### Отрывок текста:
Когда в 1923 году первые федеральные агенты Бюро начали расследование дела, они также пришли к выводу, что в убийстве виновны Сэвидж, Смитермэн и Хэтти Уайтхорн. Агент писал: «Из собранных на данный момент доказательств» следует, что «жена заказала его убийство с целью получения наследства». Хэтти отрицала всякую причастность к преступлению, но сказала одному из агентов: «Я не глупее вас. Меня о вас предупреждали». И добавила: «Вы пытаетесь втереться ко мне в доверие, но если я сболтну лишнего, вы посадите меня на электрический стул».

Записи набора данных:
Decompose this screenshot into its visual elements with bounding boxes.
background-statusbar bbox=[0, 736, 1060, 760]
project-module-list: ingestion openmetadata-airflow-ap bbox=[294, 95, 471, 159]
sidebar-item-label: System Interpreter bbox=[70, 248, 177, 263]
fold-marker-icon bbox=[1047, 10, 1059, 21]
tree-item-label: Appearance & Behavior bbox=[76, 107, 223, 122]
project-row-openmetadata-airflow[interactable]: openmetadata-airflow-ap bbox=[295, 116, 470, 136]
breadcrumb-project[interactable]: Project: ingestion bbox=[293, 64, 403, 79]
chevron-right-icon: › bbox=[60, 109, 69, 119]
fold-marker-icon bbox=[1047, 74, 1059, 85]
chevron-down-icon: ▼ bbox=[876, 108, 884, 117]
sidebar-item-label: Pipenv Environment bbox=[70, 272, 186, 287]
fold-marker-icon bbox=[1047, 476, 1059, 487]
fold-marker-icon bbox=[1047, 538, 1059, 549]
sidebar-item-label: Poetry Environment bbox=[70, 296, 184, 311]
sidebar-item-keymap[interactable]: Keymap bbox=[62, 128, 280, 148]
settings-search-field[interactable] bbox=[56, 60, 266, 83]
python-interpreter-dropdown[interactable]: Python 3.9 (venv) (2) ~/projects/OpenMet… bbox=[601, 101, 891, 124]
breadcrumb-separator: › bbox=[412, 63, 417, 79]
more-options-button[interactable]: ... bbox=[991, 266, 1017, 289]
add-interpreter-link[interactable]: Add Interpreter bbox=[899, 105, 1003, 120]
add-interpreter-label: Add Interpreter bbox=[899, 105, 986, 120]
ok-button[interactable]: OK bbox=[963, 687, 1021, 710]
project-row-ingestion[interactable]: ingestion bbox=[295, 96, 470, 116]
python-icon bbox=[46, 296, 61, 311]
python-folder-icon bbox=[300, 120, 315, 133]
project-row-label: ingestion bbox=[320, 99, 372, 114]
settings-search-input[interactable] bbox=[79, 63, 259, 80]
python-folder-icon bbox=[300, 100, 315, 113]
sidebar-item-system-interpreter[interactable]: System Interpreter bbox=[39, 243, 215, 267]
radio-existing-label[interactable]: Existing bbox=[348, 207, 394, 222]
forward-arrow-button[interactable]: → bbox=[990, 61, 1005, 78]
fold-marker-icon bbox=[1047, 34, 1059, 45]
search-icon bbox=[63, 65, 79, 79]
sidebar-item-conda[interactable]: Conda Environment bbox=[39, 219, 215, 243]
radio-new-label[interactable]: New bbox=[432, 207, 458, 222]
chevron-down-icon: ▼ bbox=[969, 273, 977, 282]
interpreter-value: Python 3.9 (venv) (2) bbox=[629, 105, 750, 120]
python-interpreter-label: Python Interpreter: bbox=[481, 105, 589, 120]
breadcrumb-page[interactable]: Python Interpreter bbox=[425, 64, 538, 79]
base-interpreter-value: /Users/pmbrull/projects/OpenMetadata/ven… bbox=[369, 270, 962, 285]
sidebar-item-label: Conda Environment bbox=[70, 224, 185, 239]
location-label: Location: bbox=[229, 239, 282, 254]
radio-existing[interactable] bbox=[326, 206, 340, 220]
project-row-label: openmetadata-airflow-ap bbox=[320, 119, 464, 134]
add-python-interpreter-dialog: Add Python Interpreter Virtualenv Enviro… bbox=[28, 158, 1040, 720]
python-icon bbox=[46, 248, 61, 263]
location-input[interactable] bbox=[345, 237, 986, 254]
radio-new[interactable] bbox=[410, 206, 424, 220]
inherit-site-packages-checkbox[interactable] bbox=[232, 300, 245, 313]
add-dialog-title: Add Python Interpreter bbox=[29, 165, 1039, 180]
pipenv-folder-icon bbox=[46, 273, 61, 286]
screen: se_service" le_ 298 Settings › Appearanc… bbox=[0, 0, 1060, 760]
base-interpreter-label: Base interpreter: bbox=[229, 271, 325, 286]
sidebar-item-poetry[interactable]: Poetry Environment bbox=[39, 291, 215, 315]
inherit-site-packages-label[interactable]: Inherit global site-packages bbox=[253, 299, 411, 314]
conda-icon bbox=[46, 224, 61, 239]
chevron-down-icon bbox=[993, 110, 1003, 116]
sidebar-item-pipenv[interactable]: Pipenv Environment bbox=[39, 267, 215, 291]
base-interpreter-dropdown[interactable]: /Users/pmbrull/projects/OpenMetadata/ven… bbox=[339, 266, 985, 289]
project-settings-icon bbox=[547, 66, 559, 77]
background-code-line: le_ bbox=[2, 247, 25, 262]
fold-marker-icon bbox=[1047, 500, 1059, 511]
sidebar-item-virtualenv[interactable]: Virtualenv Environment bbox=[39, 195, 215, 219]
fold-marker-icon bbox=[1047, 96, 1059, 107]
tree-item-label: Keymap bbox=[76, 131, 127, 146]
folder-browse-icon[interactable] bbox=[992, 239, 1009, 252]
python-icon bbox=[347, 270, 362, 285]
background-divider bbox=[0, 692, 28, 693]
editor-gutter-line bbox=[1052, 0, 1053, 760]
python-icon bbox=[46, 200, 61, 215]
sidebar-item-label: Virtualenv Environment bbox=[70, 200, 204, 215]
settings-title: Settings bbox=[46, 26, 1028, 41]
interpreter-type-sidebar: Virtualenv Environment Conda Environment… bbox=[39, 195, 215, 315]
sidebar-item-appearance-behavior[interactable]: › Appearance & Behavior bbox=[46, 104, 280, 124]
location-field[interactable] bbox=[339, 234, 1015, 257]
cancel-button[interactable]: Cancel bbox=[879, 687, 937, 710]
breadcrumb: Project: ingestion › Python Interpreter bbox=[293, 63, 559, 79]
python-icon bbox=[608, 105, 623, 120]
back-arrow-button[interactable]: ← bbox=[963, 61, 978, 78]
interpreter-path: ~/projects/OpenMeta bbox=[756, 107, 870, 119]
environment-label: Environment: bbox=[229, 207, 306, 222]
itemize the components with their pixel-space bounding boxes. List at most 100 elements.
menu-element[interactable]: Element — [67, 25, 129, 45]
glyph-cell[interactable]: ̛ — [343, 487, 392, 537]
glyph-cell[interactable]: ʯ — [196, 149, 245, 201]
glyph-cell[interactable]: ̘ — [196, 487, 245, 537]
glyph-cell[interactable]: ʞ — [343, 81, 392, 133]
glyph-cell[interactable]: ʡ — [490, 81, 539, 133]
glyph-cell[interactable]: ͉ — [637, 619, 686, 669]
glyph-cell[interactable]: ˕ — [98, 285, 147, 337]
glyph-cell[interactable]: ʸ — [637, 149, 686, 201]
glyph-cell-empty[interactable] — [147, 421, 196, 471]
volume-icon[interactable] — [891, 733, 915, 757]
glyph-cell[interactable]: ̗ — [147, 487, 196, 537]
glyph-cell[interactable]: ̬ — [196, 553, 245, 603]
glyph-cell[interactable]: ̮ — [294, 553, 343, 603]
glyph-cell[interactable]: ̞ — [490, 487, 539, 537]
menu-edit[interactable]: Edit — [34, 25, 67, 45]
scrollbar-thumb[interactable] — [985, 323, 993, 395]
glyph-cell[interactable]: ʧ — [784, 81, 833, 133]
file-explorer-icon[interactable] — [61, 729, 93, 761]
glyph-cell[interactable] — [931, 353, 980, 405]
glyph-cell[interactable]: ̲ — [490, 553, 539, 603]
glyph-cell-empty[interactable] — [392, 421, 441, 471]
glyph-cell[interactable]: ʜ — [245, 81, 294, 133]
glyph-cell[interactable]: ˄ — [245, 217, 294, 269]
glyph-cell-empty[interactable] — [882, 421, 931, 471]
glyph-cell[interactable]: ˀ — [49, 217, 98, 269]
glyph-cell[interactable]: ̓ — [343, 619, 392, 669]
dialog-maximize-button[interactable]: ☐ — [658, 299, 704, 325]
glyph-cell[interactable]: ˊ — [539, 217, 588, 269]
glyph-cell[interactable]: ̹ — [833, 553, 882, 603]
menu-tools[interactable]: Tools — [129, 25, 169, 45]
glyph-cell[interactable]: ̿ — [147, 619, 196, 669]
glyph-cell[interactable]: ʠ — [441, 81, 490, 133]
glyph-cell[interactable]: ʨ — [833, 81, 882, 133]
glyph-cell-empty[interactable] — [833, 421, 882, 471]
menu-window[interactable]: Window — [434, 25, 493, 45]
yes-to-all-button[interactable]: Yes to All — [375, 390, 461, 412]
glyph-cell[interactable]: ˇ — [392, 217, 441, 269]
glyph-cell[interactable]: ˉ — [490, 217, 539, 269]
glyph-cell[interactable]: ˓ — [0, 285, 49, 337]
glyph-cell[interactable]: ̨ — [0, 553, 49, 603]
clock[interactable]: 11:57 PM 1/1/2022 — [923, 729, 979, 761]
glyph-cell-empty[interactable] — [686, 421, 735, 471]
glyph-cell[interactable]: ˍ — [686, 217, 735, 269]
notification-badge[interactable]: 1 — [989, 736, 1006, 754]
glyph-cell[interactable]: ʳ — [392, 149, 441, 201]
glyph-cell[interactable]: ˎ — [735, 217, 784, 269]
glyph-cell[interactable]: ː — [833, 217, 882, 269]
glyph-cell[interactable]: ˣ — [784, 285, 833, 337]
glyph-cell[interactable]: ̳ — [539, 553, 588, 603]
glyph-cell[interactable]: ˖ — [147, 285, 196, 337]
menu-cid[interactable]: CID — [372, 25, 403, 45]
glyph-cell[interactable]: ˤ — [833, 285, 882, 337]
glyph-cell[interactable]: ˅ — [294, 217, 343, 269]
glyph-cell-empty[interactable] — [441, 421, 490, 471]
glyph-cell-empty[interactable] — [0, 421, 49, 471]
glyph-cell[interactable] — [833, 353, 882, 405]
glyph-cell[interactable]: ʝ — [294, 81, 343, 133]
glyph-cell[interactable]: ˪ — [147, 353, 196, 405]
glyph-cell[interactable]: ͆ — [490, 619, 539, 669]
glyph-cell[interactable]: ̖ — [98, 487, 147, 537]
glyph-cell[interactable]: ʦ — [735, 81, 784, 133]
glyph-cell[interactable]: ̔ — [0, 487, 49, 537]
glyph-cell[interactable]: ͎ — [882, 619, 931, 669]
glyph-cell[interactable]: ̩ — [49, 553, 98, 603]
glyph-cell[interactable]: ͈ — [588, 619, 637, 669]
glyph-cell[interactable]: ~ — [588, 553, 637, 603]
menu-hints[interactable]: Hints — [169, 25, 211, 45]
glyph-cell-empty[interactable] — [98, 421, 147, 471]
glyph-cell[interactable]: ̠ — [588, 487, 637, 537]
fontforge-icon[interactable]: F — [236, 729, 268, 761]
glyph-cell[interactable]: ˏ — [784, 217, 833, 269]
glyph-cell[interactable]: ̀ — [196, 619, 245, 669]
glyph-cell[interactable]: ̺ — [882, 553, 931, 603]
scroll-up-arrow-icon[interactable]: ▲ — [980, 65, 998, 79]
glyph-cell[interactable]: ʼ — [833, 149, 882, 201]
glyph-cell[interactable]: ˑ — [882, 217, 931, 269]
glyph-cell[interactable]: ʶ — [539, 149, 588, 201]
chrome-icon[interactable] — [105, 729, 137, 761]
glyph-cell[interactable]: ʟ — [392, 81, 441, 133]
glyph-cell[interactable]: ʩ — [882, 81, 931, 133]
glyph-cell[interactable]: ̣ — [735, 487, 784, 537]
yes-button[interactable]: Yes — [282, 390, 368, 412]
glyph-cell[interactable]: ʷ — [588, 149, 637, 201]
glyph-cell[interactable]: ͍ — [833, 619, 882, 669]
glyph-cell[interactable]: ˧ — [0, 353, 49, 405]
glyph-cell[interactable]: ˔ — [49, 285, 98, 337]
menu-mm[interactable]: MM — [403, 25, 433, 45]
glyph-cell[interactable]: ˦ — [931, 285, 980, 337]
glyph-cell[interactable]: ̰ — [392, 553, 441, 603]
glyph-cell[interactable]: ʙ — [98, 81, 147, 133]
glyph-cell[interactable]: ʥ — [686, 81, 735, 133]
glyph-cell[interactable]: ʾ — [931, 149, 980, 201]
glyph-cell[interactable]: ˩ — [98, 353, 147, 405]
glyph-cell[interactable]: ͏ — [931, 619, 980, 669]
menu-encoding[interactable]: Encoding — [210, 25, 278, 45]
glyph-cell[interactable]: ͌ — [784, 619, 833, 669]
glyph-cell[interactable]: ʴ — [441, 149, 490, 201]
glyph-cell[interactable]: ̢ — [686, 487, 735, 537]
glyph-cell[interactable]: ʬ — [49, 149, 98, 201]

### Задание:
В каком году, согласно отрывку, первые федеральные агенты Бюро начали расследование дела? Материал дан отдельно от отрывка.

### Решение:
В 1923 году.